--- PROVIDED MATERIAL ---
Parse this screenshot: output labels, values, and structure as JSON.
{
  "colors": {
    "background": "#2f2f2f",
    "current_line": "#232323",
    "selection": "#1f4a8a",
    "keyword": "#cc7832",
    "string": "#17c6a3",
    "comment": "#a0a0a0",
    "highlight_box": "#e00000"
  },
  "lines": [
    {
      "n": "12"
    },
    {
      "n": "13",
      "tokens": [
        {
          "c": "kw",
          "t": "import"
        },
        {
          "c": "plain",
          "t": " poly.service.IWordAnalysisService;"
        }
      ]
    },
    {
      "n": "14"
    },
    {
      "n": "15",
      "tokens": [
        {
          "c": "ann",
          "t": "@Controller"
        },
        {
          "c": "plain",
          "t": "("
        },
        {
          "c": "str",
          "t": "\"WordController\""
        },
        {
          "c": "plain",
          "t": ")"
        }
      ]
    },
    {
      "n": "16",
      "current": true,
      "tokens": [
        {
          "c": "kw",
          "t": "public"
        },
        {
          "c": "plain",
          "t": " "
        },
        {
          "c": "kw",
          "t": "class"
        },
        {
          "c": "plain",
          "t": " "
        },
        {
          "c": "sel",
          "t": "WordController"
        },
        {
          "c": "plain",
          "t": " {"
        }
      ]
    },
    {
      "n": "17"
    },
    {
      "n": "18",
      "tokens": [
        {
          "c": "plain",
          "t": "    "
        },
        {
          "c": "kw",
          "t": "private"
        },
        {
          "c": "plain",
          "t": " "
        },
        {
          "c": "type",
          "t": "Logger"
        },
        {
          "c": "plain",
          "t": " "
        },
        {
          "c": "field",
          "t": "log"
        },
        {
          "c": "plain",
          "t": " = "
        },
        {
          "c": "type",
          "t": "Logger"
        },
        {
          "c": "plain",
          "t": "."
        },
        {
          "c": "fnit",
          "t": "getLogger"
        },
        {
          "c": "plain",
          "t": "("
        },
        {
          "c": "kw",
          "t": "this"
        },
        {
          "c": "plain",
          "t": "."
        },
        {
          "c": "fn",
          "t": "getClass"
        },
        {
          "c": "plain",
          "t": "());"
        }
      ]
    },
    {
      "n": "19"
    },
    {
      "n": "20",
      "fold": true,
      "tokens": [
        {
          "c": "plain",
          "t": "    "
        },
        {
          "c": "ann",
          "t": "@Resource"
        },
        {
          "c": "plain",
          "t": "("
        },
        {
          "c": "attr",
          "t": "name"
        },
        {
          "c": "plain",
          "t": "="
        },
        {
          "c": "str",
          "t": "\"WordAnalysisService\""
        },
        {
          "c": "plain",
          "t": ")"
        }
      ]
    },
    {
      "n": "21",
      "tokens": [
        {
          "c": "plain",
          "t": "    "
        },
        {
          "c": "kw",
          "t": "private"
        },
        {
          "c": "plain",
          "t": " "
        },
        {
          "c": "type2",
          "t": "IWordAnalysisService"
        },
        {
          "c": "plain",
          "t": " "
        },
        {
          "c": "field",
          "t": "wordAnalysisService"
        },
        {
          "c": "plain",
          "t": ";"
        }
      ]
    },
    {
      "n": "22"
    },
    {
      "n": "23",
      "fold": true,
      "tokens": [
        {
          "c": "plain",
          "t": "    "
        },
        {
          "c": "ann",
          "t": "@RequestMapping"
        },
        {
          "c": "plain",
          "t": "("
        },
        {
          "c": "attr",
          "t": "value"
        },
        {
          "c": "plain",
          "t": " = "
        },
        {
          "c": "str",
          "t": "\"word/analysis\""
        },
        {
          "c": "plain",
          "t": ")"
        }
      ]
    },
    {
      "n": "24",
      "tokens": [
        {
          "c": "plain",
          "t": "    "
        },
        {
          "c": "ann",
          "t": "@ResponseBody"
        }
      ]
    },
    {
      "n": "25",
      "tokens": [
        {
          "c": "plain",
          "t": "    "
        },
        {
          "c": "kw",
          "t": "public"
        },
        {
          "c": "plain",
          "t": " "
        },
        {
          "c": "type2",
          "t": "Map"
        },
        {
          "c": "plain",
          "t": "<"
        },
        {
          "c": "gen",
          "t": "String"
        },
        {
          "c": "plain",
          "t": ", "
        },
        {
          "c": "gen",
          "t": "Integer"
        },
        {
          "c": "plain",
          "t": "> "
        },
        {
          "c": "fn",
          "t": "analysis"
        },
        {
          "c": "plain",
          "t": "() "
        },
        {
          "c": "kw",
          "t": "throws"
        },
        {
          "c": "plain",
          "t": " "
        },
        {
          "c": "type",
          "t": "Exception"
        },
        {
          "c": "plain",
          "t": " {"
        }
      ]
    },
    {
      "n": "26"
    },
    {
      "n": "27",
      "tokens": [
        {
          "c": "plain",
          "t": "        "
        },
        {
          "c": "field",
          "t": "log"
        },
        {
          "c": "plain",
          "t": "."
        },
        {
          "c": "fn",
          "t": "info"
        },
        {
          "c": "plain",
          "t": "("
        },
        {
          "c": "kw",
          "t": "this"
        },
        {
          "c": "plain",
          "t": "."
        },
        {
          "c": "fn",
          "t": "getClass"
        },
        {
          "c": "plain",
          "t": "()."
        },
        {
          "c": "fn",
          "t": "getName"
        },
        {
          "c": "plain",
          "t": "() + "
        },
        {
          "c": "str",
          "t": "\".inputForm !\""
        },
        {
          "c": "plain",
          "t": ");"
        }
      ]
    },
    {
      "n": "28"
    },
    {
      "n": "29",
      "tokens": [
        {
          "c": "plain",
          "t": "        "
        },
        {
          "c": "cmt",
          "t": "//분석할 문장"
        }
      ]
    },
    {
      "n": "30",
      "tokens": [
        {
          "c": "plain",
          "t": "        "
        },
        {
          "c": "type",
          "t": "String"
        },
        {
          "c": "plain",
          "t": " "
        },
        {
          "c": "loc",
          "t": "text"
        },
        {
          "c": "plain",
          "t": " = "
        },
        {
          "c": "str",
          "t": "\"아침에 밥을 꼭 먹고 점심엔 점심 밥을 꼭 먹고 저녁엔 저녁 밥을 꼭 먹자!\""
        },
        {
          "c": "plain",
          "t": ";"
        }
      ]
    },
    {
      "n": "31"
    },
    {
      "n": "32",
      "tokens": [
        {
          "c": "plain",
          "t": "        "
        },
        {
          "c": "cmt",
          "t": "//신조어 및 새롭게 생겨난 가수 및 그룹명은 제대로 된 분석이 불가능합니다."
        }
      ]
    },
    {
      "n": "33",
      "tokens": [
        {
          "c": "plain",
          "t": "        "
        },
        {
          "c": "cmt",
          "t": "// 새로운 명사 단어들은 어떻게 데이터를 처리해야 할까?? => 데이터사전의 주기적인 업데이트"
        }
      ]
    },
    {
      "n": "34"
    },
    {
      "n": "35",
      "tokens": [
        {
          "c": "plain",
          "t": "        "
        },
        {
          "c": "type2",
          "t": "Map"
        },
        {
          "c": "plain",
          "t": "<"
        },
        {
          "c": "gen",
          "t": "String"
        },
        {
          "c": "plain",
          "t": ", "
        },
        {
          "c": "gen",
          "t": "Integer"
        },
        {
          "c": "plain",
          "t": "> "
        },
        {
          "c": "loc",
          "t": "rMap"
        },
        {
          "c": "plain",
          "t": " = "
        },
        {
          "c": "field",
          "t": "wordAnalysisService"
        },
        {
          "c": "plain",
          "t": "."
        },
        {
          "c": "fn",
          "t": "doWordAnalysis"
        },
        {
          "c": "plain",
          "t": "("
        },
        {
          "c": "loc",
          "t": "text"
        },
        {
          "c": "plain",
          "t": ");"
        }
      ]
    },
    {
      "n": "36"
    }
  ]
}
---
◆ **EXERCISE INSTRUCTIONS**:
All of the data needs to be printed once more, exactly.

◆ **RIGHT ANSWER**:
Parse this screenshot: output labels, values, and structure as JSON.
{
  "colors": {
    "background": "#2f2f2f",
    "current_line": "#232323",
    "selection": "#1f4a8a",
    "keyword": "#cc7832",
    "string": "#17c6a3",
    "comment": "#a0a0a0",
    "highlight_box": "#e00000"
  },
  "lines": [
    {
      "n": "12"
    },
    {
      "n": "13",
      "tokens": [
        {
          "c": "kw",
          "t": "import"
        },
        {
          "c": "plain",
          "t": " poly.service.IWordAnalysisService;"
        }
      ]
    },
    {
      "n": "14"
    },
    {
      "n": "15",
      "tokens": [
        {
          "c": "ann",
          "t": "@Controller"
        },
        {
          "c": "plain",
          "t": "("
        },
        {
          "c": "str",
          "t": "\"WordController\""
        },
        {
          "c": "plain",
          "t": ")"
        }
      ]
    },
    {
      "n": "16",
      "current": true,
      "tokens": [
        {
          "c": "kw",
          "t": "public"
        },
        {
          "c": "plain",
          "t": " "
        },
        {
          "c": "kw",
          "t": "class"
        },
        {
          "c": "plain",
          "t": " "
        },
        {
          "c": "sel",
          "t": "WordController"
        },
        {
          "c": "plain",
          "t": " {"
        }
      ]
    },
    {
      "n": "17"
    },
    {
      "n": "18",
      "tokens": [
        {
          "c": "plain",
          "t": "    "
        },
        {
          "c": "kw",
          "t": "private"
        },
        {
          "c": "plain",
          "t": " "
        },
        {
          "c": "type",
          "t": "Logger"
        },
        {
          "c": "plain",
          "t": " "
        },
        {
          "c": "field",
          "t": "log"
        },
        {
          "c": "plain",
          "t": " = "
        },
        {
          "c": "type",
          "t": "Logger"
        },
        {
          "c": "plain",
          "t": "."
        },
        {
          "c": "fnit",
          "t": "getLogger"
        },
        {
          "c": "plain",
          "t": "("
        },
        {
          "c": "kw",
          "t": "this"
        },
        {
          "c": "plain",
          "t": "."
        },
        {
          "c": "fn",
          "t": "getClass"
        },
        {
          "c": "plain",
          "t": "());"
        }
      ]
    },
    {
      "n": "19"
    },
    {
      "n": "20",
      "fold": true,
      "tokens": [
        {
          "c": "plain",
          "t": "    "
        },
        {
          "c": "ann",
          "t": "@Resource"
        },
        {
          "c": "plain",
          "t": "("
        },
        {
          "c": "attr",
          "t": "name"
        },
        {
          "c": "plain",
          "t": "="
        },
        {
          "c": "str",
          "t": "\"WordAnalysisService\""
        },
        {
          "c": "plain",
          "t": ")"
        }
      ]
    },
    {
      "n": "21",
      "tokens": [
        {
          "c": "plain",
          "t": "    "
        },
        {
          "c": "kw",
          "t": "private"
        },
        {
          "c": "plain",
          "t": " "
        },
        {
          "c": "type2",
          "t": "IWordAnalysisService"
        },
        {
          "c": "plain",
          "t": " "
        },
        {
          "c": "field",
          "t": "wordAnalysisService"
        },
        {
          "c": "plain",
          "t": ";"
        }
      ]
    },
    {
      "n": "22"
    },
    {
      "n": "23",
      "fold": true,
      "tokens": [
        {
          "c": "plain",
          "t": "    "
        },
        {
          "c": "ann",
          "t": "@RequestMapping"
        },
        {
          "c": "plain",
          "t": "("
        },
        {
          "c": "attr",
          "t": "value"
        },
        {
          "c": "plain",
          "t": " = "
        },
        {
          "c": "str",
          "t": "\"word/analysis\""
        },
        {
          "c": "plain",
          "t": ")"
        }
      ]
    },
    {
      "n": "24",
      "tokens": [
        {
          "c": "plain",
          "t": "    "
        },
        {
          "c": "ann",
          "t": "@ResponseBody"
        }
      ]
    },
    {
      "n": "25",
      "tokens": [
        {
          "c": "plain",
          "t": "    "
        },
        {
          "c": "kw",
          "t": "public"
        },
        {
          "c": "plain",
          "t": " "
        },
        {
          "c": "type2",
          "t": "Map"
        },
        {
          "c": "plain",
          "t": "<"
        },
        {
          "c": "gen",
          "t": "String"
        },
        {
          "c": "plain",
          "t": ", "
        },
        {
          "c": "gen",
          "t": "Integer"
        },
        {
          "c": "plain",
          "t": "> "
        },
        {
          "c": "fn",
          "t": "analysis"
        },
        {
          "c": "plain",
          "t": "() "
        },
        {
          "c": "kw",
          "t": "throws"
        },
        {
          "c": "plain",
          "t": " "
        },
        {
          "c": "type",
          "t": "Exception"
        },
        {
          "c": "plain",
          "t": " {"
        }
      ]
    },
    {
      "n": "26"
    },
    {
      "n": "27",
      "tokens": [
        {
          "c": "plain",
          "t": "        "
        },
        {
          "c": "field",
          "t": "log"
        },
        {
          "c": "plain",
          "t": "."
        },
        {
          "c": "fn",
          "t": "info"
        },
        {
          "c": "plain",
          "t": "("
        },
        {
          "c": "kw",
          "t": "this"
        },
        {
          "c": "plain",
          "t": "."
        },
        {
          "c": "fn",
          "t": "getClass"
        },
        {
          "c": "plain",
          "t": "()."
        },
        {
          "c": "fn",
          "t": "getName"
        },
        {
          "c": "plain",
          "t": "() + "
        },
        {
          "c": "str",
          "t": "\".inputForm !\""
        },
        {
          "c": "plain",
          "t": ");"
        }
      ]
    },
    {
      "n": "28"
    },
    {
      "n": "29",
      "tokens": [
        {
          "c": "plain",
          "t": "        "
        },
        {
          "c": "cmt",
          "t": "//분석할 문장"
        }
      ]
    },
    {
      "n": "30",
      "tokens": [
        {
          "c": "plain",
          "t": "        "
        },
        {
          "c": "type",
          "t": "String"
        },
        {
          "c": "plain",
          "t": " "
        },
        {
          "c": "loc",
          "t": "text"
        },
        {
          "c": "plain",
          "t": " = "
        },
        {
          "c": "str",
          "t": "\"아침에 밥을 꼭 먹고 점심엔 점심 밥을 꼭 먹고 저녁엔 저녁 밥을 꼭 먹자!\""
        },
        {
          "c": "plain",
          "t": ";"
        }
      ]
    },
    {
      "n": "31"
    },
    {
      "n": "32",
      "tokens": [
        {
          "c": "plain",
          "t": "        "
        },
        {
          "c": "cmt",
          "t": "//신조어 및 새롭게 생겨난 가수 및 그룹명은 제대로 된 분석이 불가능합니다."
        }
      ]
    },
    {
      "n": "33",
      "tokens": [
        {
          "c": "plain",
          "t": "        "
        },
        {
          "c": "cmt",
          "t": "// 새로운 명사 단어들은 어떻게 데이터를 처리해야 할까?? => 데이터사전의 주기적인 업데이트"
        }
      ]
    },
    {
      "n": "34"
    },
    {
      "n": "35",
      "tokens": [
        {
          "c": "plain",
          "t": "        "
        },
        {
          "c": "type2",
          "t": "Map"
        },
        {
          "c": "plain",
          "t": "<"
        },
        {
          "c": "gen",
          "t": "String"
        },
        {
          "c": "plain",
          "t": ", "
        },
        {
          "c": "gen",
          "t": "Integer"
        },
        {
          "c": "plain",
          "t": "> "
        },
        {
          "c": "loc",
          "t": "rMap"
        },
        {
          "c": "plain",
          "t": " = "
        },
        {
          "c": "field",
          "t": "wordAnalysisService"
        },
        {
          "c": "plain",
          "t": "."
        },
        {
          "c": "fn",
          "t": "doWordAnalysis"
        },
        {
          "c": "plain",
          "t": "("
        },
        {
          "c": "loc",
          "t": "text"
        },
        {
          "c": "plain",
          "t": ");"
        }
      ]
    },
    {
      "n": "36"
    }
  ]
}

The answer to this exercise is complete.